* **EXERCISE OBJECTIVE**:
Return all of the entries exactly as written.

* **Collected data entries**:
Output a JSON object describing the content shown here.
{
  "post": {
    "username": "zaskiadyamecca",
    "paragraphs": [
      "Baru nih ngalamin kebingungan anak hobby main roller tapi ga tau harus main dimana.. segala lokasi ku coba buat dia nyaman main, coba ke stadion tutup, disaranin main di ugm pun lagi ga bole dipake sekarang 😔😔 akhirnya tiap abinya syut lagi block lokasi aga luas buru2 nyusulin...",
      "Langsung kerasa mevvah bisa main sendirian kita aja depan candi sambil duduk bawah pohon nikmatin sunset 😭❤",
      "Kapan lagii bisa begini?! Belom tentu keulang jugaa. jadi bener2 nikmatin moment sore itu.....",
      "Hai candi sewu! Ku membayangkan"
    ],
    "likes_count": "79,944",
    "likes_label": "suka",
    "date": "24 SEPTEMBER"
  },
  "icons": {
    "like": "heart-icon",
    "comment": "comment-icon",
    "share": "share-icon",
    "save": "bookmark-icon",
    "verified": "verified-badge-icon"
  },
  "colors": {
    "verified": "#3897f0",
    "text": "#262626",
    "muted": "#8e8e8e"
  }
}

* **SOLUTION FOR THIS PROBLEM**:
Output a JSON object describing the content shown here.
{
  "post": {
    "username": "zaskiadyamecca",
    "paragraphs": [
      "Baru nih ngalamin kebingungan anak hobby main roller tapi ga tau harus main dimana.. segala lokasi ku coba buat dia nyaman main, coba ke stadion tutup, disaranin main di ugm pun lagi ga bole dipake sekarang 😔😔 akhirnya tiap abinya syut lagi block lokasi aga luas buru2 nyusulin...",
      "Langsung kerasa mevvah bisa main sendirian kita aja depan candi sambil duduk bawah pohon nikmatin sunset 😭❤",
      "Kapan lagii bisa begini?! Belom tentu keulang jugaa. jadi bener2 nikmatin moment sore itu.....",
      "Hai candi sewu! Ku membayangkan"
    ],
    "likes_count": "79,944",
    "likes_label": "suka",
    "date": "24 SEPTEMBER"
  },
  "icons": {
    "like": "heart-icon",
    "comment": "comment-icon",
    "share": "share-icon",
    "save": "bookmark-icon",
    "verified": "verified-badge-icon"
  },
  "colors": {
    "verified": "#3897f0",
    "text": "#262626",
    "muted": "#8e8e8e"
  }
}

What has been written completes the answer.